→ **The task**:
Write out, word for word, the lines of the listing that begin with the line containing "segment this screenshot: for" and continue through the line containing "handwritten-text: sin a". Omit any pictures.

→ **Material for the task**:
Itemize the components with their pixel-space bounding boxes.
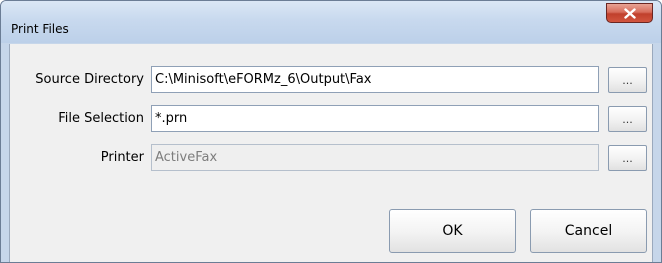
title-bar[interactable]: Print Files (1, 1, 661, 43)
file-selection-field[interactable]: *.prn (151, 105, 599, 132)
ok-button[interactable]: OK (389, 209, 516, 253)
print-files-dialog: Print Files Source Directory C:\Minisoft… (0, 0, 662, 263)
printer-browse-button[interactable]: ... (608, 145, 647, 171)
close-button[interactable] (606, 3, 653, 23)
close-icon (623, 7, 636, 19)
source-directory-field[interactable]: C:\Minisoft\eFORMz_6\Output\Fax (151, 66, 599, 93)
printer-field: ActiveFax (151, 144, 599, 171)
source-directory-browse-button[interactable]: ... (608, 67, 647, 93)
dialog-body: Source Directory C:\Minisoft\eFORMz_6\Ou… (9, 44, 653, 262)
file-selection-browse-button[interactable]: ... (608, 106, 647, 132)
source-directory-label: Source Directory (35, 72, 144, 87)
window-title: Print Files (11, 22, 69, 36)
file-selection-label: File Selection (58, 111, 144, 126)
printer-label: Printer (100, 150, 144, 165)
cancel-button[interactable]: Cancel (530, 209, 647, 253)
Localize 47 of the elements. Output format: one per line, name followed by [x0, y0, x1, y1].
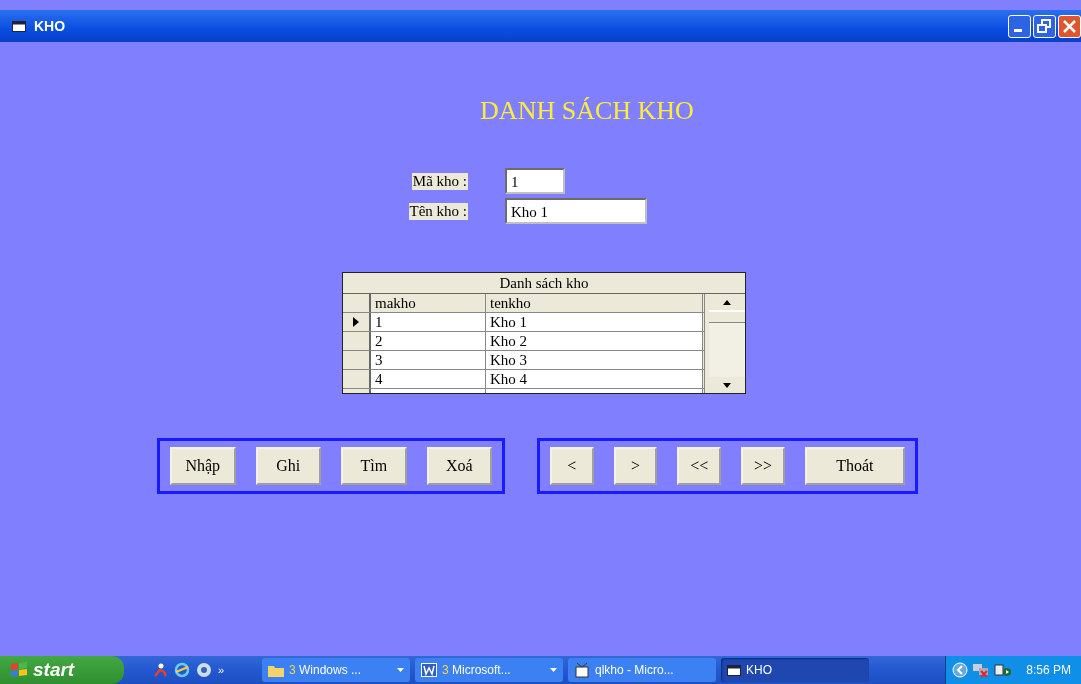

* * *

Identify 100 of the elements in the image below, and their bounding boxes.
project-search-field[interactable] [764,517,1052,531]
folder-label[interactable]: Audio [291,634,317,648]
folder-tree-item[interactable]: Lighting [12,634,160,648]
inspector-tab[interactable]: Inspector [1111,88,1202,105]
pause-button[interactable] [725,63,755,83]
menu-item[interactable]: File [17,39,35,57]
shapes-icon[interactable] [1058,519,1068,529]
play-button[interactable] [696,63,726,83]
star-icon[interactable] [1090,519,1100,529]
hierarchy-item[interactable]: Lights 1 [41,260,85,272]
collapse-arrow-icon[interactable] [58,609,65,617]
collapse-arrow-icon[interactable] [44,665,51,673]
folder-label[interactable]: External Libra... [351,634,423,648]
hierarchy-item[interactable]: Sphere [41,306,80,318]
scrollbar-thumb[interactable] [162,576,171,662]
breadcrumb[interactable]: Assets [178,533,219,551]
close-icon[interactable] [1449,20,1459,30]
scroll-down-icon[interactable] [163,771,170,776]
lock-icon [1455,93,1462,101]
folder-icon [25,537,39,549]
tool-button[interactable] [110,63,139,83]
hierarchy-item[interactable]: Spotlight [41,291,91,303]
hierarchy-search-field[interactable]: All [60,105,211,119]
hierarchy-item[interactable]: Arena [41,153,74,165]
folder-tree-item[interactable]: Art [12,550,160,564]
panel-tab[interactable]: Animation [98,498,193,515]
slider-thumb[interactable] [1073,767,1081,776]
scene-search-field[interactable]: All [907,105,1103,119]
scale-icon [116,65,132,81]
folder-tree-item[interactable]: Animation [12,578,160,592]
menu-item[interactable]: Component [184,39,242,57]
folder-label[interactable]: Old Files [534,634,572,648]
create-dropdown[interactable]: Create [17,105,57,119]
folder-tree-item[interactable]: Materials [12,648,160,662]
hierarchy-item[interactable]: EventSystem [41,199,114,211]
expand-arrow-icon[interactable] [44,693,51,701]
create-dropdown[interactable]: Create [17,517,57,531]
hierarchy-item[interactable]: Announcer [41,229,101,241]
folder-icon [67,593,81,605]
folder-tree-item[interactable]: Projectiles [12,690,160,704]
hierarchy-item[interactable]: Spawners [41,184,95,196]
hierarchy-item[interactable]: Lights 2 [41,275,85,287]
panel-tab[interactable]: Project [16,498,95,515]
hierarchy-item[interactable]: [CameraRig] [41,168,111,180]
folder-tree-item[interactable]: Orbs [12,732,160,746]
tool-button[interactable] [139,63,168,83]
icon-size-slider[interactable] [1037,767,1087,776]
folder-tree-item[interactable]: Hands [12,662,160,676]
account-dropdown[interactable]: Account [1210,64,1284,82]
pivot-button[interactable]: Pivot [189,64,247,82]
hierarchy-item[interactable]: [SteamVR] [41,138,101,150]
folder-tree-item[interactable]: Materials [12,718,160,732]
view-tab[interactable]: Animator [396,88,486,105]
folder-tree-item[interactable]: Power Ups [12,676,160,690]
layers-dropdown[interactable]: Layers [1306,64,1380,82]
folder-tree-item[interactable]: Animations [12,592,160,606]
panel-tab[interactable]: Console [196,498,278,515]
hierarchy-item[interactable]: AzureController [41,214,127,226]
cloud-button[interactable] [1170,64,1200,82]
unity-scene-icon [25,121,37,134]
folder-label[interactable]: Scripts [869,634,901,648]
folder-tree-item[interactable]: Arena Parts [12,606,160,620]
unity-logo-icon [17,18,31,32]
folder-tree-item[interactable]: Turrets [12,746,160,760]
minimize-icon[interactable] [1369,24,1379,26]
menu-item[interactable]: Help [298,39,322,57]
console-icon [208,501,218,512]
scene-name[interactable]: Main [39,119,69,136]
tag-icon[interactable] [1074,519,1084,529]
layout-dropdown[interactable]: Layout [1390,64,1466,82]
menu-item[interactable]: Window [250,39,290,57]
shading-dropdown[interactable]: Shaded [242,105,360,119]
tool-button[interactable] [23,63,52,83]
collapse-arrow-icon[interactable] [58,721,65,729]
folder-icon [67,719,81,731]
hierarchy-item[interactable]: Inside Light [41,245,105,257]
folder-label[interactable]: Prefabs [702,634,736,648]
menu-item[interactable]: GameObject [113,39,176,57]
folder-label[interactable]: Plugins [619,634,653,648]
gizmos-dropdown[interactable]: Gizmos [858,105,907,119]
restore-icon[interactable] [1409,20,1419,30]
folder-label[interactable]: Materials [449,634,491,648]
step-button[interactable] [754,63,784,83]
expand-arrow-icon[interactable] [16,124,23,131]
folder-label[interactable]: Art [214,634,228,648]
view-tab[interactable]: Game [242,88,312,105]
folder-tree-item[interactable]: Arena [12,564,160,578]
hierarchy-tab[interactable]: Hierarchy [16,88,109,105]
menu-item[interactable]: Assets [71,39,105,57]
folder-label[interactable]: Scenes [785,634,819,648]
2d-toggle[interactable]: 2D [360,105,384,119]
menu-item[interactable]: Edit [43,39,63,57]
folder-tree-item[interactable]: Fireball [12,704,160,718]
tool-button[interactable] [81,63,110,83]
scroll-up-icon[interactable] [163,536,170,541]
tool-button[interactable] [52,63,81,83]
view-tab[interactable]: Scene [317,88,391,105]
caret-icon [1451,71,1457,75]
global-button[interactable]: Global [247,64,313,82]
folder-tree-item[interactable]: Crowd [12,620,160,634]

--

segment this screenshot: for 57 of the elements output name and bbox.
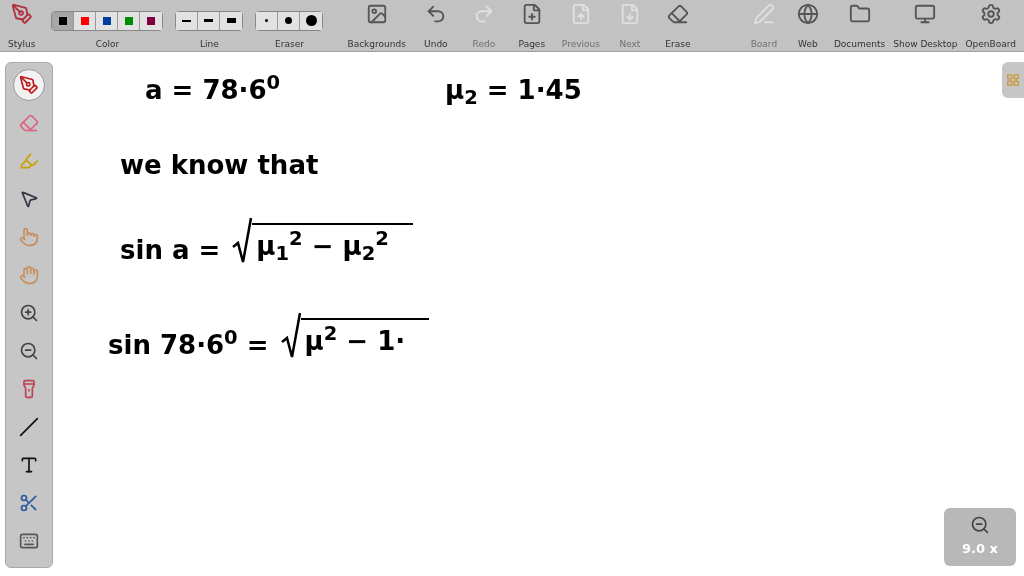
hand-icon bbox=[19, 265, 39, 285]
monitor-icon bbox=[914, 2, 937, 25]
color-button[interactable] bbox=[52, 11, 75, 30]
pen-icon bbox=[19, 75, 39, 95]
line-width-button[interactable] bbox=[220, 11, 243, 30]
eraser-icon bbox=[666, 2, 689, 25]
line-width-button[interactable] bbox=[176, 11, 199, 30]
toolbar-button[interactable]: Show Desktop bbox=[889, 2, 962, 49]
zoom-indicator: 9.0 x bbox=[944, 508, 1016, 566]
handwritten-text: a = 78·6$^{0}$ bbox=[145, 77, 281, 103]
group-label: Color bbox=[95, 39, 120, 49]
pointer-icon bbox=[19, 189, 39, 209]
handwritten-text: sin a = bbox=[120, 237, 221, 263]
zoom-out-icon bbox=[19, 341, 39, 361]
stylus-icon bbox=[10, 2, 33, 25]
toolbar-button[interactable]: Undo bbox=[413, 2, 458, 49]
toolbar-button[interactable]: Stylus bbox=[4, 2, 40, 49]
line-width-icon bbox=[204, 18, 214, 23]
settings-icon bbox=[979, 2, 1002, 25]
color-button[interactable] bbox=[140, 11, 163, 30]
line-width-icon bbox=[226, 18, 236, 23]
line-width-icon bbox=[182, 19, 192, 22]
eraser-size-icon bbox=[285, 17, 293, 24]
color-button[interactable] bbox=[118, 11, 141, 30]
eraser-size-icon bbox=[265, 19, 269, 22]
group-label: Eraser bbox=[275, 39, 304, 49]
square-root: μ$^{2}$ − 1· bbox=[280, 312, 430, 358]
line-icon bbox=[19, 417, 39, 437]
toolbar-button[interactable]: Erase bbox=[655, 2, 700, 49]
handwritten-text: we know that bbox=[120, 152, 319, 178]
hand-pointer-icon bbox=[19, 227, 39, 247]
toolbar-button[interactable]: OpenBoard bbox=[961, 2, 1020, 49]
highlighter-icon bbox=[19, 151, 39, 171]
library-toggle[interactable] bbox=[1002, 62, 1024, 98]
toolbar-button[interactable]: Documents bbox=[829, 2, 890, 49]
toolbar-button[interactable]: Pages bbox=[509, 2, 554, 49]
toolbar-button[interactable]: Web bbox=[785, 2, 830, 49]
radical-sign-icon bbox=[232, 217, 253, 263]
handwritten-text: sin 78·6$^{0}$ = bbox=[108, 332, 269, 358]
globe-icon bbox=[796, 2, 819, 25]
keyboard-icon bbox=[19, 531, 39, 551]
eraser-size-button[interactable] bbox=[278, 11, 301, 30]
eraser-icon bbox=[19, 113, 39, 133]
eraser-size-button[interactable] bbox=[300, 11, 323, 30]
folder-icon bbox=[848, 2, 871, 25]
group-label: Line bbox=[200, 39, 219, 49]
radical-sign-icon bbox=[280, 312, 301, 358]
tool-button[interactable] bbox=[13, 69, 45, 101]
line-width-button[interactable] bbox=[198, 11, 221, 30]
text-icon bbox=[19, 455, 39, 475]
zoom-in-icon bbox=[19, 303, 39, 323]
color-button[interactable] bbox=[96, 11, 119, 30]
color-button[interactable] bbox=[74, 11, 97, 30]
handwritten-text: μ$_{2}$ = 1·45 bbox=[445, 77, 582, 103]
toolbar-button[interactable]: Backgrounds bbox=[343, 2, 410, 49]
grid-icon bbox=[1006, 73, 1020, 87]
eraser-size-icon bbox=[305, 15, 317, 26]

→ **Result of this exercise**:
segment this screenshot: for 57 of the elements output name and bbox.
hand-icon bbox=[19, 265, 39, 285]
monitor-icon bbox=[914, 2, 937, 25]
color-button[interactable] bbox=[52, 11, 75, 30]
pen-icon bbox=[19, 75, 39, 95]
line-width-button[interactable] bbox=[220, 11, 243, 30]
eraser-icon bbox=[666, 2, 689, 25]
line-width-button[interactable] bbox=[176, 11, 199, 30]
toolbar-button[interactable]: Show Desktop bbox=[889, 2, 962, 49]
zoom-indicator: 9.0 x bbox=[944, 508, 1016, 566]
handwritten-text: a = 78·6$^{0}$ bbox=[145, 77, 281, 103]
group-label: Color bbox=[95, 39, 120, 49]
pointer-icon bbox=[19, 189, 39, 209]
handwritten-text: sin a = bbox=[120, 237, 221, 263]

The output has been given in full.